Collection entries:
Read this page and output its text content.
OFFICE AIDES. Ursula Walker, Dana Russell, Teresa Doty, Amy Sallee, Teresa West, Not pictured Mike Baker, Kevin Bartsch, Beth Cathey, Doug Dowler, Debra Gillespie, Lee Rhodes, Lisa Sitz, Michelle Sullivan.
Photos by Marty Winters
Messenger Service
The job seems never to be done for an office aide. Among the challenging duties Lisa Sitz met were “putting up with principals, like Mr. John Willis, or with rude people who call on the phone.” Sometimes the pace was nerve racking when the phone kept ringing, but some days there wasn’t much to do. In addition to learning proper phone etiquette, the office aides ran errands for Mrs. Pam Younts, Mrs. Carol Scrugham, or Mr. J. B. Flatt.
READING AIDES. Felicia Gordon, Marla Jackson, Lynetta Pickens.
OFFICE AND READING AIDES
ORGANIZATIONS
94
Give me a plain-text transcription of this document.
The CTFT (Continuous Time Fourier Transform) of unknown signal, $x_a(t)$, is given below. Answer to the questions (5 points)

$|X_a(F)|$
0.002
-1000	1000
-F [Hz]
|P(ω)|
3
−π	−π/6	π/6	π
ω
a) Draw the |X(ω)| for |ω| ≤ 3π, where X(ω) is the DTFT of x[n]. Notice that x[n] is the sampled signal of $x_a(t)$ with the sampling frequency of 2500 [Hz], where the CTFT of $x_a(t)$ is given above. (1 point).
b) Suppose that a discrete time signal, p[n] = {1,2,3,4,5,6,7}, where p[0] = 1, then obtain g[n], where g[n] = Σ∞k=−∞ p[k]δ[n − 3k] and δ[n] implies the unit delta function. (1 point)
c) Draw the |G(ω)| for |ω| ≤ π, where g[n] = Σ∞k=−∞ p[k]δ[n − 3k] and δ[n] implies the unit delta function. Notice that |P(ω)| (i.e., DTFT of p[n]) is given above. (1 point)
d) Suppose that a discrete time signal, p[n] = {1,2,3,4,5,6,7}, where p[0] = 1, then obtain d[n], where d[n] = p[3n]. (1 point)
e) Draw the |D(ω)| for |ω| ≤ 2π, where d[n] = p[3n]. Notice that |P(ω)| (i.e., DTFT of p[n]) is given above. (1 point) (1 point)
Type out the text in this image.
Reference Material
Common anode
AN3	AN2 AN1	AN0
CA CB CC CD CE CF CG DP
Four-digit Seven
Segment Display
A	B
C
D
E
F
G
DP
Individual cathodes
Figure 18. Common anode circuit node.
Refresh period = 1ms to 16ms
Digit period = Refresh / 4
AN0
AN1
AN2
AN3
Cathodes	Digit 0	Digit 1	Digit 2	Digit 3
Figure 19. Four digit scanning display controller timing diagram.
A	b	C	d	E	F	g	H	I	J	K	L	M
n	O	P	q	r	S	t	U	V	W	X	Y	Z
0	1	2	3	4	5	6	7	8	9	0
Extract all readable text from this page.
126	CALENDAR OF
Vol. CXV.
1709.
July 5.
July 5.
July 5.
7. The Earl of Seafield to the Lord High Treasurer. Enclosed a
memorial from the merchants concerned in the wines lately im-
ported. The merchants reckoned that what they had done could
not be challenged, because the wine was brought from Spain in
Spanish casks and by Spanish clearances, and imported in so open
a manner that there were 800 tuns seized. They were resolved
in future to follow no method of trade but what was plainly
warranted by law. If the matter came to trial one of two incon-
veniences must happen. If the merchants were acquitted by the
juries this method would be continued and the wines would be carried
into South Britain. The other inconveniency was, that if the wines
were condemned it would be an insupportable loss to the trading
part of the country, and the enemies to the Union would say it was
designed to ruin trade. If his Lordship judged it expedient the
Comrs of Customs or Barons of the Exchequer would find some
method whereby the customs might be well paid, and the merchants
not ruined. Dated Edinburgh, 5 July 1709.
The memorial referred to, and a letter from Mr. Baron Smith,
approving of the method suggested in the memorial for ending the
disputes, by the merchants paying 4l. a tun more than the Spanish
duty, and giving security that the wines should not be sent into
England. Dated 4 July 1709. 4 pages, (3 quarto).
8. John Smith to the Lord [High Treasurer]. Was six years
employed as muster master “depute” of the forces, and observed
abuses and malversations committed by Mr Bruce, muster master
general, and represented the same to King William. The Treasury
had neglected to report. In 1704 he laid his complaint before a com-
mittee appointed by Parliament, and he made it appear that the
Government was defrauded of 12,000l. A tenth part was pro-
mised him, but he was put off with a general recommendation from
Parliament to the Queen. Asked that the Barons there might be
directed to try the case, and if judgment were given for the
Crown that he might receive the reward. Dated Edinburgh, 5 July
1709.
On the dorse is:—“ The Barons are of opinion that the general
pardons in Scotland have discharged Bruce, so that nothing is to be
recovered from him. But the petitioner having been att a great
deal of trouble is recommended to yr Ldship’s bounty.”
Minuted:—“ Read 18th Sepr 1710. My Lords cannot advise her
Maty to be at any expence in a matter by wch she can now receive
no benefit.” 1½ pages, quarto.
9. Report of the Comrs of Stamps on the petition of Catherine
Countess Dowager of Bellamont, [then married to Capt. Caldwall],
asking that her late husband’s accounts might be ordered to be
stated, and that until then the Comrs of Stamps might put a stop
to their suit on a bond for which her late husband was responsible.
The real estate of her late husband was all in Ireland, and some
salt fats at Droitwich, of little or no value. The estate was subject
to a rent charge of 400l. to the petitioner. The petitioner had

Brief: Give back each line above precisely as it stands.

Solution to this exercise:
Read this page and output its text content.
OFFICE AIDES. Ursula Walker, Dana Russell, Teresa Doty, Amy Sallee, Teresa West, Not pictured Mike Baker, Kevin Bartsch, Beth Cathey, Doug Dowler, Debra Gillespie, Lee Rhodes, Lisa Sitz, Michelle Sullivan.
Photos by Marty Winters
Messenger Service
The job seems never to be done for an office aide. Among the challenging duties Lisa Sitz met were “putting up with principals, like Mr. John Willis, or with rude people who call on the phone.” Sometimes the pace was nerve racking when the phone kept ringing, but some days there wasn’t much to do. In addition to learning proper phone etiquette, the office aides ran errands for Mrs. Pam Younts, Mrs. Carol Scrugham, or Mr. J. B. Flatt.
READING AIDES. Felicia Gordon, Marla Jackson, Lynetta Pickens.
OFFICE AND READING AIDES
ORGANIZATIONS
94
Give me a plain-text transcription of this document.
The CTFT (Continuous Time Fourier Transform) of unknown signal, $x_a(t)$, is given below. Answer to the questions (5 points)

$|X_a(F)|$
0.002
-1000	1000
-F [Hz]
|P(ω)|
3
−π	−π/6	π/6	π
ω
a) Draw the |X(ω)| for |ω| ≤ 3π, where X(ω) is the DTFT of x[n]. Notice that x[n] is the sampled signal of $x_a(t)$ with the sampling frequency of 2500 [Hz], where the CTFT of $x_a(t)$ is given above. (1 point).
b) Suppose that a discrete time signal, p[n] = {1,2,3,4,5,6,7}, where p[0] = 1, then obtain g[n], where g[n] = Σ∞k=−∞ p[k]δ[n − 3k] and δ[n] implies the unit delta function. (1 point)
c) Draw the |G(ω)| for |ω| ≤ π, where g[n] = Σ∞k=−∞ p[k]δ[n − 3k] and δ[n] implies the unit delta function. Notice that |P(ω)| (i.e., DTFT of p[n]) is given above. (1 point)
d) Suppose that a discrete time signal, p[n] = {1,2,3,4,5,6,7}, where p[0] = 1, then obtain d[n], where d[n] = p[3n]. (1 point)
e) Draw the |D(ω)| for |ω| ≤ 2π, where d[n] = p[3n]. Notice that |P(ω)| (i.e., DTFT of p[n]) is given above. (1 point) (1 point)
Type out the text in this image.
Reference Material
Common anode
AN3	AN2 AN1	AN0
CA CB CC CD CE CF CG DP
Four-digit Seven
Segment Display
A	B
C
D
E
F
G
DP
Individual cathodes
Figure 18. Common anode circuit node.
Refresh period = 1ms to 16ms
Digit period = Refresh / 4
AN0
AN1
AN2
AN3
Cathodes	Digit 0	Digit 1	Digit 2	Digit 3
Figure 19. Four digit scanning display controller timing diagram.
A	b	C	d	E	F	g	H	I	J	K	L	M
n	O	P	q	r	S	t	U	V	W	X	Y	Z
0	1	2	3	4	5	6	7	8	9	0
Extract all readable text from this page.
126	CALENDAR OF
Vol. CXV.
1709.
July 5.
July 5.
July 5.
7. The Earl of Seafield to the Lord High Treasurer. Enclosed a
memorial from the merchants concerned in the wines lately im-
ported. The merchants reckoned that what they had done could
not be challenged, because the wine was brought from Spain in
Spanish casks and by Spanish clearances, and imported in so open
a manner that there were 800 tuns seized. They were resolved
in future to follow no method of trade but what was plainly
warranted by law. If the matter came to trial one of two incon-
veniences must happen. If the merchants were acquitted by the
juries this method would be continued and the wines would be carried
into South Britain. The other inconveniency was, that if the wines
were condemned it would be an insupportable loss to the trading
part of the country, and the enemies to the Union would say it was
designed to ruin trade. If his Lordship judged it expedient the
Comrs of Customs or Barons of the Exchequer would find some
method whereby the customs might be well paid, and the merchants
not ruined. Dated Edinburgh, 5 July 1709.
The memorial referred to, and a letter from Mr. Baron Smith,
approving of the method suggested in the memorial for ending the
disputes, by the merchants paying 4l. a tun more than the Spanish
duty, and giving security that the wines should not be sent into
England. Dated 4 July 1709. 4 pages, (3 quarto).
8. John Smith to the Lord [High Treasurer]. Was six years
employed as muster master “depute” of the forces, and observed
abuses and malversations committed by Mr Bruce, muster master
general, and represented the same to King William. The Treasury
had neglected to report. In 1704 he laid his complaint before a com-
mittee appointed by Parliament, and he made it appear that the
Government was defrauded of 12,000l. A tenth part was pro-
mised him, but he was put off with a general recommendation from
Parliament to the Queen. Asked that the Barons there might be
directed to try the case, and if judgment were given for the
Crown that he might receive the reward. Dated Edinburgh, 5 July
1709.
On the dorse is:—“ The Barons are of opinion that the general
pardons in Scotland have discharged Bruce, so that nothing is to be
recovered from him. But the petitioner having been att a great
deal of trouble is recommended to yr Ldship’s bounty.”
Minuted:—“ Read 18th Sepr 1710. My Lords cannot advise her
Maty to be at any expence in a matter by wch she can now receive
no benefit.” 1½ pages, quarto.
9. Report of the Comrs of Stamps on the petition of Catherine
Countess Dowager of Bellamont, [then married to Capt. Caldwall],
asking that her late husband’s accounts might be ordered to be
stated, and that until then the Comrs of Stamps might put a stop
to their suit on a bond for which her late husband was responsible.
The real estate of her late husband was all in Ireland, and some
salt fats at Droitwich, of little or no value. The estate was subject
to a rent charge of 400l. to the petitioner. The petitioner had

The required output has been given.